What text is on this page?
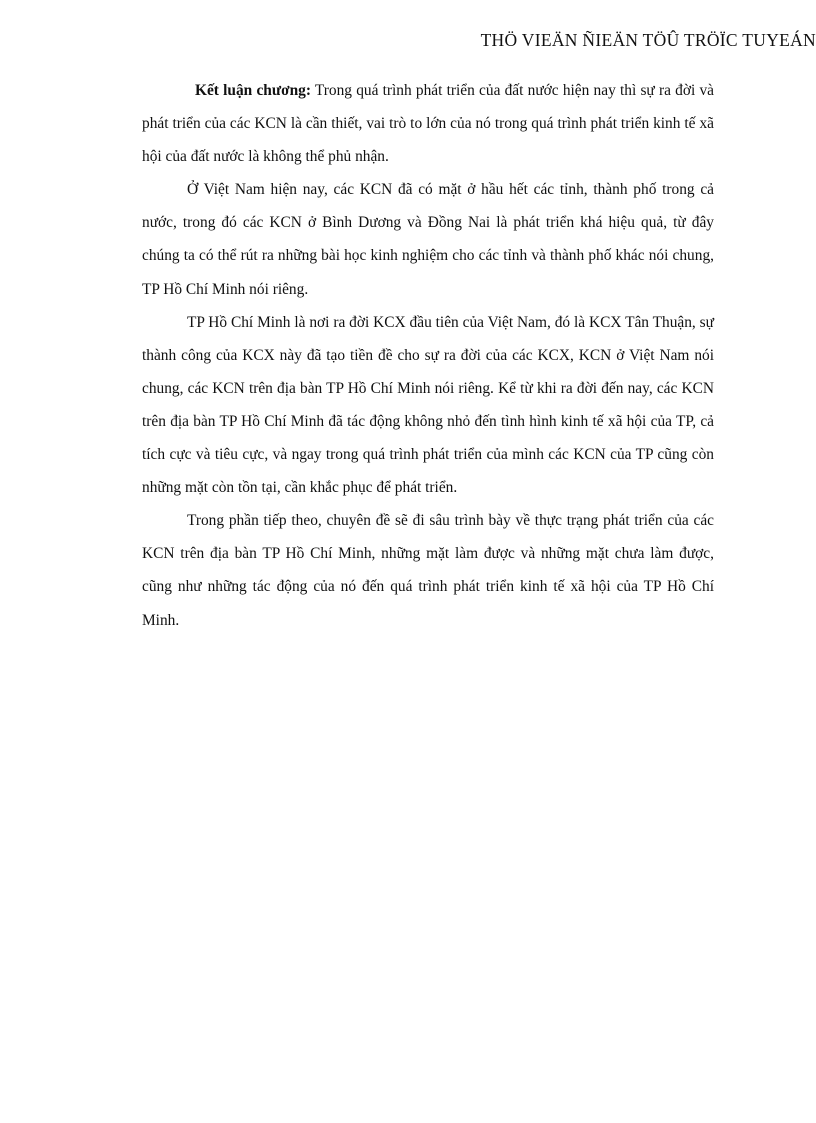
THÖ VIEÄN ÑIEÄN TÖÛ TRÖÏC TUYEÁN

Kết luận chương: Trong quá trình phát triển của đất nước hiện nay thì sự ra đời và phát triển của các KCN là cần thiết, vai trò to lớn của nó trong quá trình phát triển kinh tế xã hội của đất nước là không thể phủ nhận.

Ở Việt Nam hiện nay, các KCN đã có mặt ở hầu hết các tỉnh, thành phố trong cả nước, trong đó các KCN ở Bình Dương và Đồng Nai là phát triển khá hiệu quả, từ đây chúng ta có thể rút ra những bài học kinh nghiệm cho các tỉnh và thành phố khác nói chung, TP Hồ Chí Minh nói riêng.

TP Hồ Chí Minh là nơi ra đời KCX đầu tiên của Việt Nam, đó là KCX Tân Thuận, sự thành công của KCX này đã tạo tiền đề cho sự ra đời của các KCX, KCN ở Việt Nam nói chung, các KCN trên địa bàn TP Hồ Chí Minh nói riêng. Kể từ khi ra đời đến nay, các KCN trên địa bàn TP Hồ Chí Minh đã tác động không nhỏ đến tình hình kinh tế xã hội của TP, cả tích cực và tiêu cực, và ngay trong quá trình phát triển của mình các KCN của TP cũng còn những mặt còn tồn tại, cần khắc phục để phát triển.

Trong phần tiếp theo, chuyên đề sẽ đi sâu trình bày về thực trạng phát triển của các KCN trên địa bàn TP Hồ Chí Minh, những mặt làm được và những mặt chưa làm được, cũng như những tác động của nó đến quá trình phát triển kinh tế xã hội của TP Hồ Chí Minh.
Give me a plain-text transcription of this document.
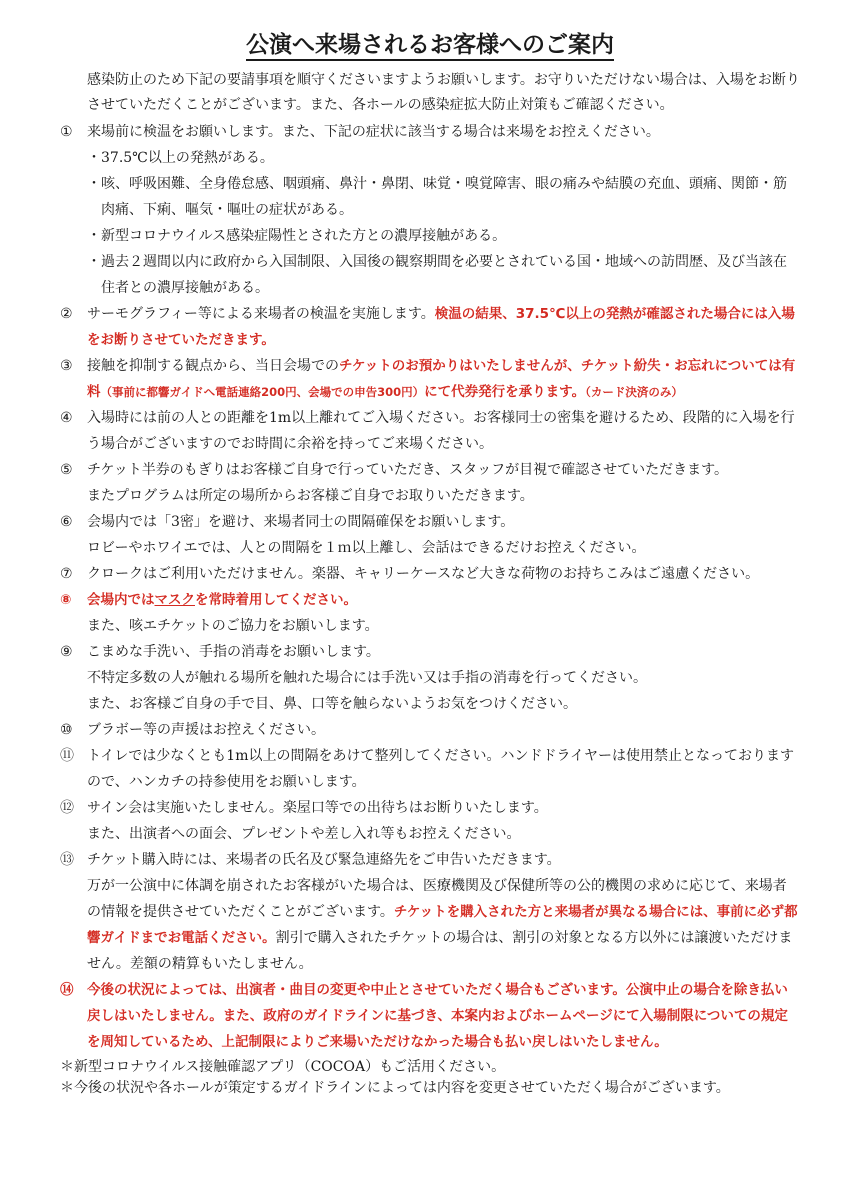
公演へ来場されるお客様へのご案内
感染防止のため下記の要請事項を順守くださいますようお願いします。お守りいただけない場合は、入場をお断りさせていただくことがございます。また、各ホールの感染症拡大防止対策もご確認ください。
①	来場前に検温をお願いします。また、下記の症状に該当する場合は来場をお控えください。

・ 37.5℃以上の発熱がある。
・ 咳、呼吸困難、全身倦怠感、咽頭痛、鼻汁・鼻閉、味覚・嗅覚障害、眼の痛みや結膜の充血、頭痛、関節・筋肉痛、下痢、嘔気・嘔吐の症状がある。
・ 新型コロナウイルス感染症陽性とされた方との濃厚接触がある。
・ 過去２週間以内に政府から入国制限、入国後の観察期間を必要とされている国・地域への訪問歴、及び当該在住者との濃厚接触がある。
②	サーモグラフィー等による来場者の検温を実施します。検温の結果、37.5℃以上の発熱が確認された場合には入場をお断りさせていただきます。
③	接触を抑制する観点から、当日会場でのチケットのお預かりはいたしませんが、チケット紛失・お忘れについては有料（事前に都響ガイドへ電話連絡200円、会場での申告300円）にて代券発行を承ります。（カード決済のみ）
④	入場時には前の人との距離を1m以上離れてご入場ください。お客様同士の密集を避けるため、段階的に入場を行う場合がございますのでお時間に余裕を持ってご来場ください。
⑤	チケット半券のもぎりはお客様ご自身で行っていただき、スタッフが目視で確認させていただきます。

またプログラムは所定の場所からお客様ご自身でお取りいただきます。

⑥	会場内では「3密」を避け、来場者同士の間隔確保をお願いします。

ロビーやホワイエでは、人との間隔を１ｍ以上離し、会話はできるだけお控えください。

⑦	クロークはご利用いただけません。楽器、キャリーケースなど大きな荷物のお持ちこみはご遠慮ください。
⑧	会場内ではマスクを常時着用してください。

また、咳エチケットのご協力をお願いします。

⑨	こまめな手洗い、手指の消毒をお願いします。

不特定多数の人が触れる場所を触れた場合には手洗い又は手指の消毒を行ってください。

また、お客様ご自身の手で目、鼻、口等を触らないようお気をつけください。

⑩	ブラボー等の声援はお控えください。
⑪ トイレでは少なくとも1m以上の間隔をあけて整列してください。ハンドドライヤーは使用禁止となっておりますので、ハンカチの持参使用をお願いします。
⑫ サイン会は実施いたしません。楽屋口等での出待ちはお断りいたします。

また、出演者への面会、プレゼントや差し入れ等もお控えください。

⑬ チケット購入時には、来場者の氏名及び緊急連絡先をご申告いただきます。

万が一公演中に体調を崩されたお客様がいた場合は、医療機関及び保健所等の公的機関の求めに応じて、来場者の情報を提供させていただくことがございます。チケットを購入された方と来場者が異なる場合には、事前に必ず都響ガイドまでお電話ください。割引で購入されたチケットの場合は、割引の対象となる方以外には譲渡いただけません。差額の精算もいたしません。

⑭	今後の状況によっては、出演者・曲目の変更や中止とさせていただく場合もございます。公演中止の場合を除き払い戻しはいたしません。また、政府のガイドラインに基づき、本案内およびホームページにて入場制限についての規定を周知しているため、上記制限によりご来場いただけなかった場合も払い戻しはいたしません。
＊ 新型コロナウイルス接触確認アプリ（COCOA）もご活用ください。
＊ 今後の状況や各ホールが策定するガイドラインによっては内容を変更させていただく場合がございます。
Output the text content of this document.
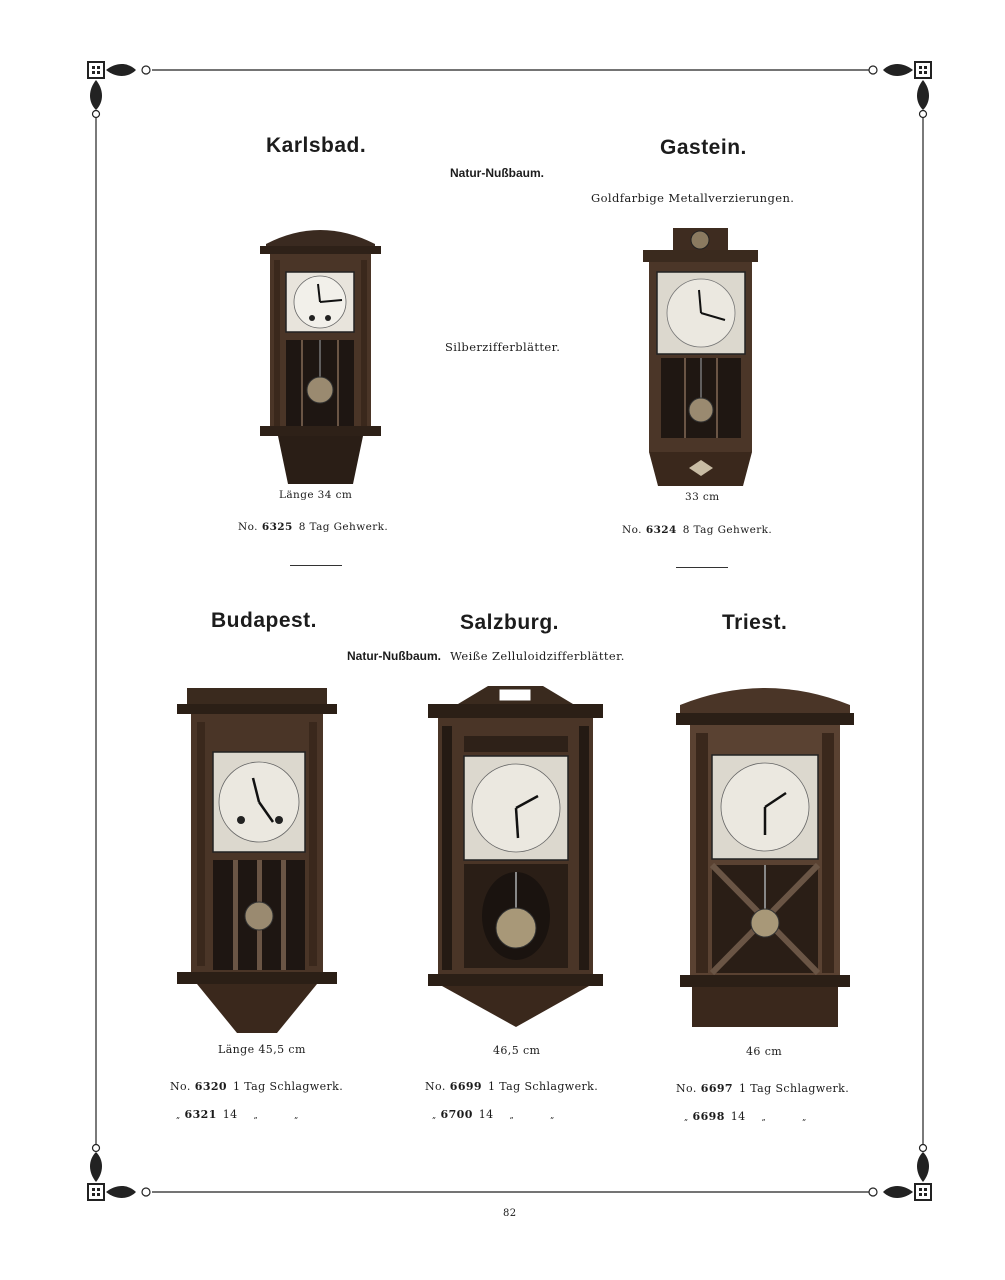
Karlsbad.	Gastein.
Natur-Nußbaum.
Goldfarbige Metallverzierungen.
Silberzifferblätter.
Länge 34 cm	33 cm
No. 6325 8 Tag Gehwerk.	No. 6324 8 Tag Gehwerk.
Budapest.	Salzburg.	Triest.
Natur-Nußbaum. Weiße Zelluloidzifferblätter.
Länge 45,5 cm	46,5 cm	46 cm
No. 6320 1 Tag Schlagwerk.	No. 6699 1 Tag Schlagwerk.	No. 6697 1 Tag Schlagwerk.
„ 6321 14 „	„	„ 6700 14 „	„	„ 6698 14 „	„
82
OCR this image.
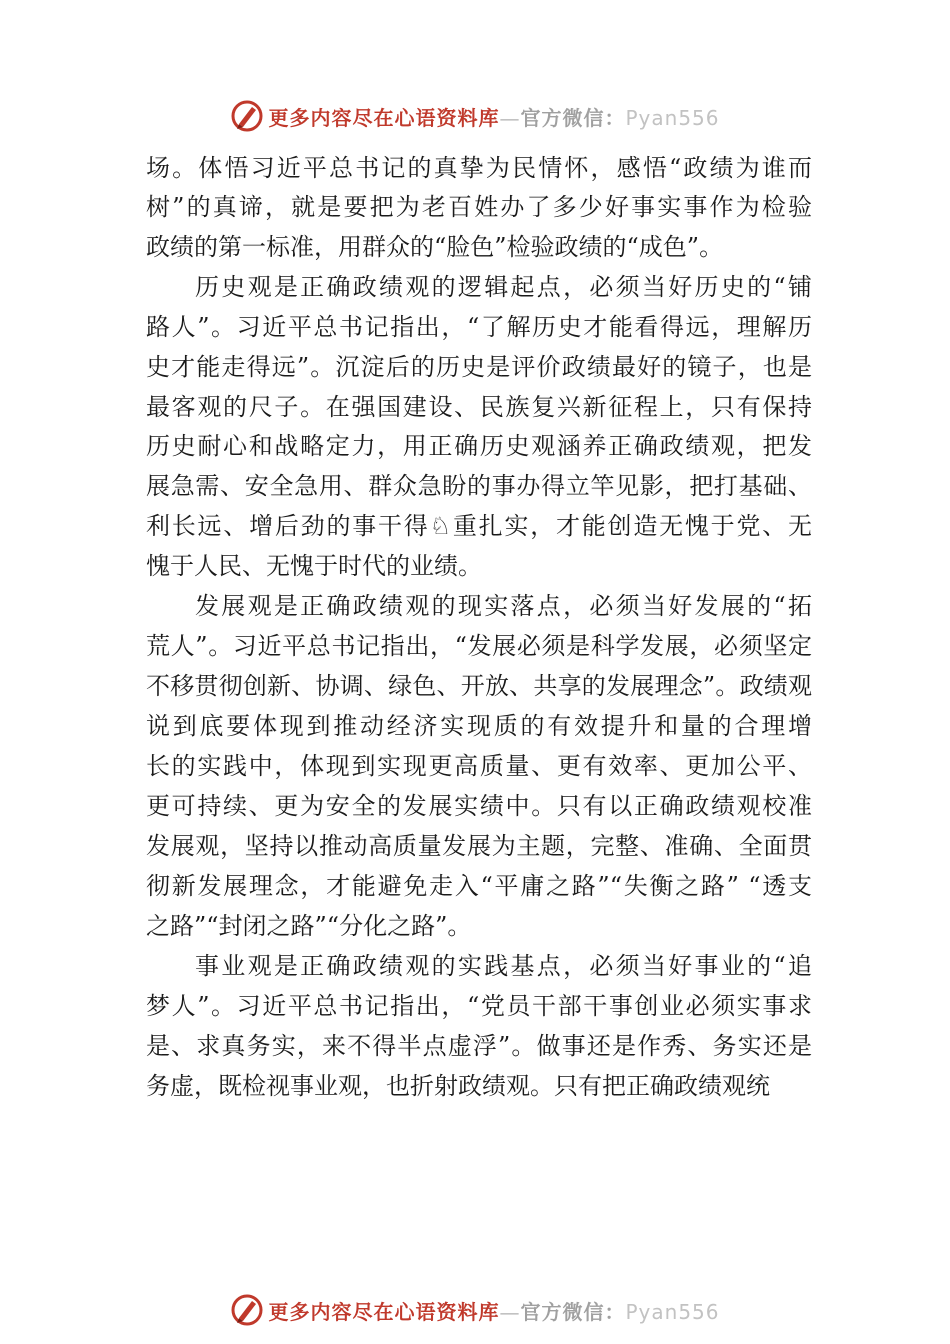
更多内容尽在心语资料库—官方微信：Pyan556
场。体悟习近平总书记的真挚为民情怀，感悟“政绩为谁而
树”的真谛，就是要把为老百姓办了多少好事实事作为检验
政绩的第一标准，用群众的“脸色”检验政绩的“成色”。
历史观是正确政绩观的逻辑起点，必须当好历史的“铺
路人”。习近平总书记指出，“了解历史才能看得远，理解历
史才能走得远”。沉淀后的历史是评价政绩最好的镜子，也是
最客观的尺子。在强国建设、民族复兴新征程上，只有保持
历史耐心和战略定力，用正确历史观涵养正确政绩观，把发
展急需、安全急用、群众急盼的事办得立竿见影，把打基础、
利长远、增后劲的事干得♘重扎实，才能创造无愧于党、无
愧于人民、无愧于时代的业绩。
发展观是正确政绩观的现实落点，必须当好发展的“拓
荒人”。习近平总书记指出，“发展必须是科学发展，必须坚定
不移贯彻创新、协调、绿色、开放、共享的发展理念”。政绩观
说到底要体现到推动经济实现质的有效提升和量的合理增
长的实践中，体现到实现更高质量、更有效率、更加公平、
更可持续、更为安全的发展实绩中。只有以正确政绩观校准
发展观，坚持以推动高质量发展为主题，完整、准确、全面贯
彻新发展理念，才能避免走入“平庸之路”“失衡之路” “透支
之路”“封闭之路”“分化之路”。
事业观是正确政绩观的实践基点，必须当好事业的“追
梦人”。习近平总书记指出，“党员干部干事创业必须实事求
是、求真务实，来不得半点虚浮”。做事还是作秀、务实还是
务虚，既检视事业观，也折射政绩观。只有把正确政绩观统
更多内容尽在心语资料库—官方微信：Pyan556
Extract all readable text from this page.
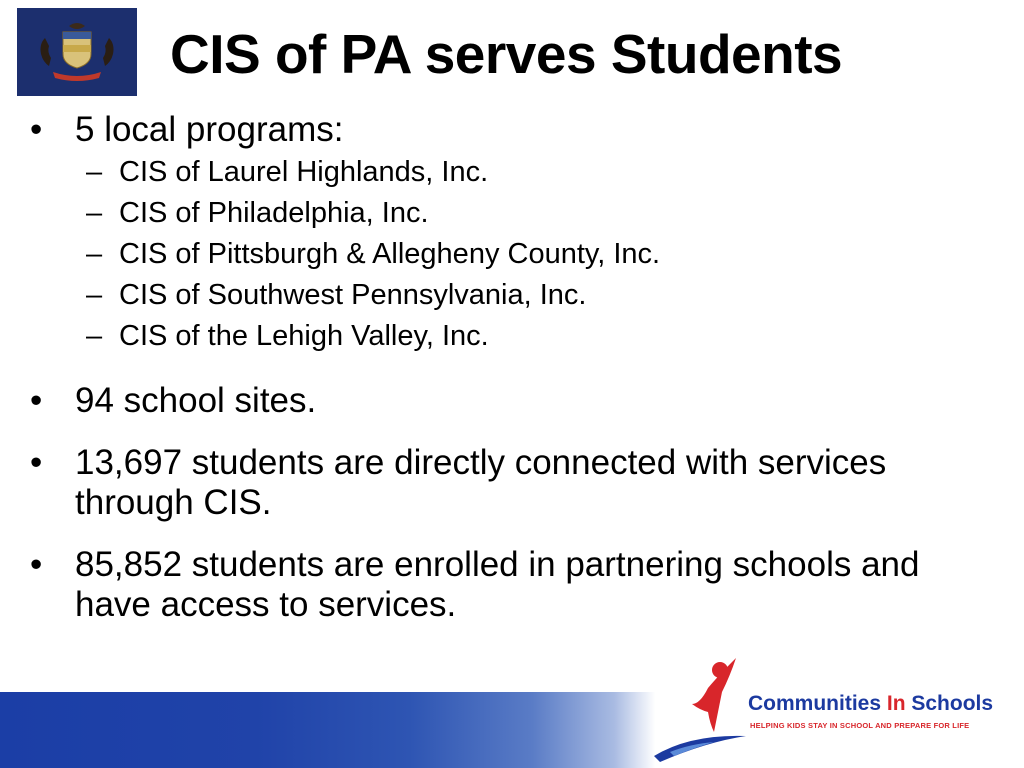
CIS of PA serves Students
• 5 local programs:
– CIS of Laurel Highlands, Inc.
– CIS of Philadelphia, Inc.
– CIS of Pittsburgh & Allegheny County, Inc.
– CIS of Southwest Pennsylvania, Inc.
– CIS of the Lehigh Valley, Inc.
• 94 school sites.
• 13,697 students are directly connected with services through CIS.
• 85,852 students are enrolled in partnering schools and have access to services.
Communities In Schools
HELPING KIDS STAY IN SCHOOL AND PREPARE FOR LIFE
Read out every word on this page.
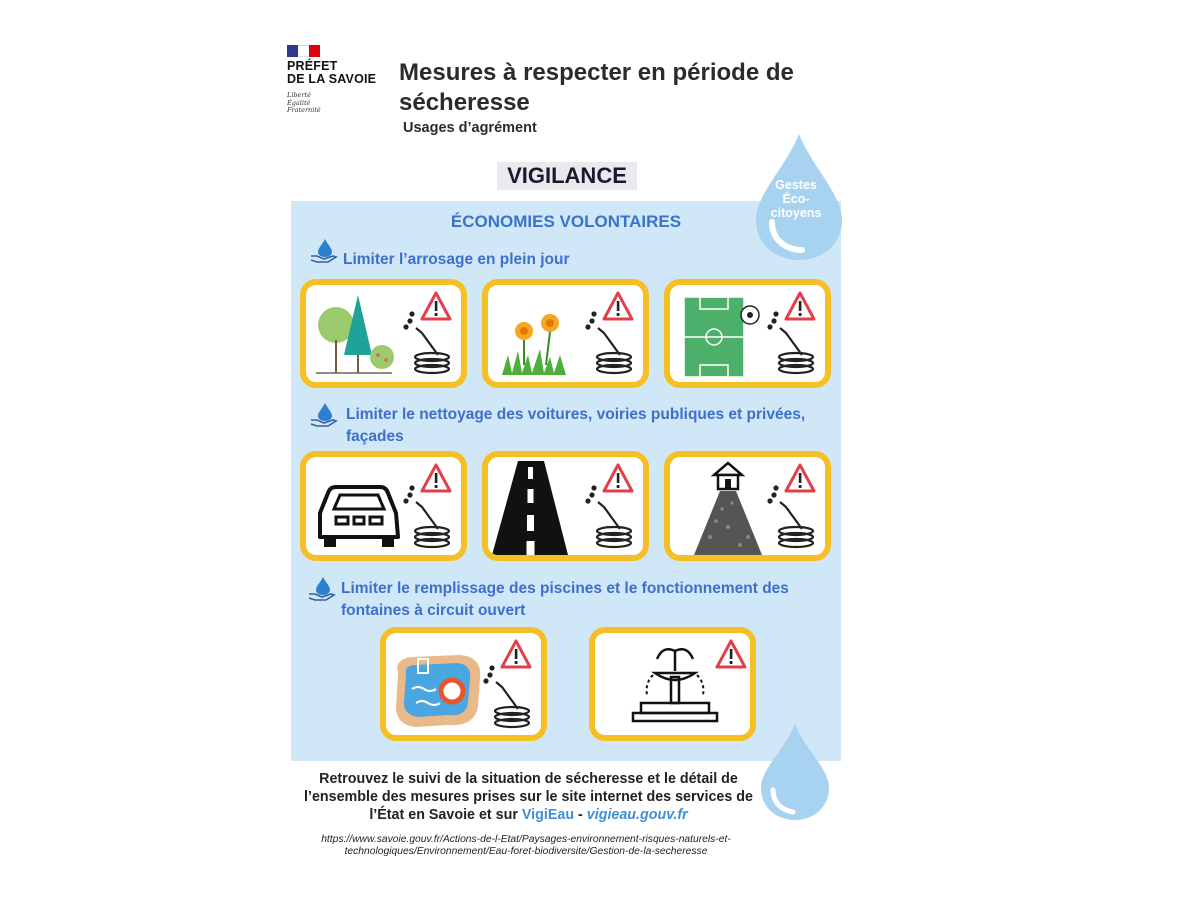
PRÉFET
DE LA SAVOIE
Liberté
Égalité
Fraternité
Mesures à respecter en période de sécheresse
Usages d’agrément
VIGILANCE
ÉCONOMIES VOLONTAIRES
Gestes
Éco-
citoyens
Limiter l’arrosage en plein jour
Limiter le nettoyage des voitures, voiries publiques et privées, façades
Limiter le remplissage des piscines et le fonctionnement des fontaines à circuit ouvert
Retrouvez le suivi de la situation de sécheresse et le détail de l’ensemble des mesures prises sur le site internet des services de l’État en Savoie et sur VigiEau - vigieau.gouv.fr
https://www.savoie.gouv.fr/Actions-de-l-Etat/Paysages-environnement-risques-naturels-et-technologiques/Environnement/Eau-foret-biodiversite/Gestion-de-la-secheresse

:::

→ Task description
Go through the listing above and locate each line that holds the word "sécheresse". Copy those lines.

→ Exercise answer
Mesures à respecter en période de sécheresse
Retrouvez le suivi de la situation de sécheresse et le détail de l’ensemble des mesures prises sur le site internet des services de l’État en Savoie et sur VigiEau - vigieau.gouv.fr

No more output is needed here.